• _Data to use_:
****************

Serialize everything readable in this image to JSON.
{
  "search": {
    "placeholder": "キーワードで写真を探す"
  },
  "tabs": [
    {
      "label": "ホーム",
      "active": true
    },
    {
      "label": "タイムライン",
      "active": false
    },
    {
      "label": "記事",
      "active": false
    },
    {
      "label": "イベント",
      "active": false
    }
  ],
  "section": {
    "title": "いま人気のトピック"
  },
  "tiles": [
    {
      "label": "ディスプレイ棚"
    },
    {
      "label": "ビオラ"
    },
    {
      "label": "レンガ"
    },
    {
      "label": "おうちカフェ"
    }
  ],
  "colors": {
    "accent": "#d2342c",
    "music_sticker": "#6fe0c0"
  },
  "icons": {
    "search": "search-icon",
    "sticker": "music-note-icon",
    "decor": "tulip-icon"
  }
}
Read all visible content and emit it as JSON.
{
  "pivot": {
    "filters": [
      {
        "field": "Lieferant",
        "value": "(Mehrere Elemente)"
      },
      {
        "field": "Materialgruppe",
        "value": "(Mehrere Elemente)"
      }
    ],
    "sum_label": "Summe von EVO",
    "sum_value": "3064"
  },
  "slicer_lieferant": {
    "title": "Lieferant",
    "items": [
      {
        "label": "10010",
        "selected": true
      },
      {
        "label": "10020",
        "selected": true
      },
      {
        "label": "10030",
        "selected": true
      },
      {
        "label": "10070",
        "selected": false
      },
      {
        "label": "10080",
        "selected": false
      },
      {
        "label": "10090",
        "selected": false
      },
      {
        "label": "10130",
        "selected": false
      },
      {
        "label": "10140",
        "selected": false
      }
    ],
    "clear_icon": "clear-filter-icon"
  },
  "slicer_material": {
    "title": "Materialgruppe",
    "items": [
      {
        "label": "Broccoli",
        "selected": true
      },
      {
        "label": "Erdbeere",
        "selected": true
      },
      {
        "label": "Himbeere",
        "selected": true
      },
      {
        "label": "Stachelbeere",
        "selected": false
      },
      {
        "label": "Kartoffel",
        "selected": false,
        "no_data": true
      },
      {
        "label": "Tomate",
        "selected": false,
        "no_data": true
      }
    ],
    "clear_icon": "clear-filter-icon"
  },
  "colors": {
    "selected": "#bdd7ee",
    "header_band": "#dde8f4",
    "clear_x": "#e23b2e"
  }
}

****************

• _Exercise description_: Every entry should be output exactly as written, please.

• _The output_:
Serialize everything readable in this image to JSON.
{
  "search": {
    "placeholder": "キーワードで写真を探す"
  },
  "tabs": [
    {
      "label": "ホーム",
      "active": true
    },
    {
      "label": "タイムライン",
      "active": false
    },
    {
      "label": "記事",
      "active": false
    },
    {
      "label": "イベント",
      "active": false
    }
  ],
  "section": {
    "title": "いま人気のトピック"
  },
  "tiles": [
    {
      "label": "ディスプレイ棚"
    },
    {
      "label": "ビオラ"
    },
    {
      "label": "レンガ"
    },
    {
      "label": "おうちカフェ"
    }
  ],
  "colors": {
    "accent": "#d2342c",
    "music_sticker": "#6fe0c0"
  },
  "icons": {
    "search": "search-icon",
    "sticker": "music-note-icon",
    "decor": "tulip-icon"
  }
}
Read all visible content and emit it as JSON.
{
  "pivot": {
    "filters": [
      {
        "field": "Lieferant",
        "value": "(Mehrere Elemente)"
      },
      {
        "field": "Materialgruppe",
        "value": "(Mehrere Elemente)"
      }
    ],
    "sum_label": "Summe von EVO",
    "sum_value": "3064"
  },
  "slicer_lieferant": {
    "title": "Lieferant",
    "items": [
      {
        "label": "10010",
        "selected": true
      },
      {
        "label": "10020",
        "selected": true
      },
      {
        "label": "10030",
        "selected": true
      },
      {
        "label": "10070",
        "selected": false
      },
      {
        "label": "10080",
        "selected": false
      },
      {
        "label": "10090",
        "selected": false
      },
      {
        "label": "10130",
        "selected": false
      },
      {
        "label": "10140",
        "selected": false
      }
    ],
    "clear_icon": "clear-filter-icon"
  },
  "slicer_material": {
    "title": "Materialgruppe",
    "items": [
      {
        "label": "Broccoli",
        "selected": true
      },
      {
        "label": "Erdbeere",
        "selected": true
      },
      {
        "label": "Himbeere",
        "selected": true
      },
      {
        "label": "Stachelbeere",
        "selected": false
      },
      {
        "label": "Kartoffel",
        "selected": false,
        "no_data": true
      },
      {
        "label": "Tomate",
        "selected": false,
        "no_data": true
      }
    ],
    "clear_icon": "clear-filter-icon"
  },
  "colors": {
    "selected": "#bdd7ee",
    "header_band": "#dde8f4",
    "clear_x": "#e23b2e"
  }
}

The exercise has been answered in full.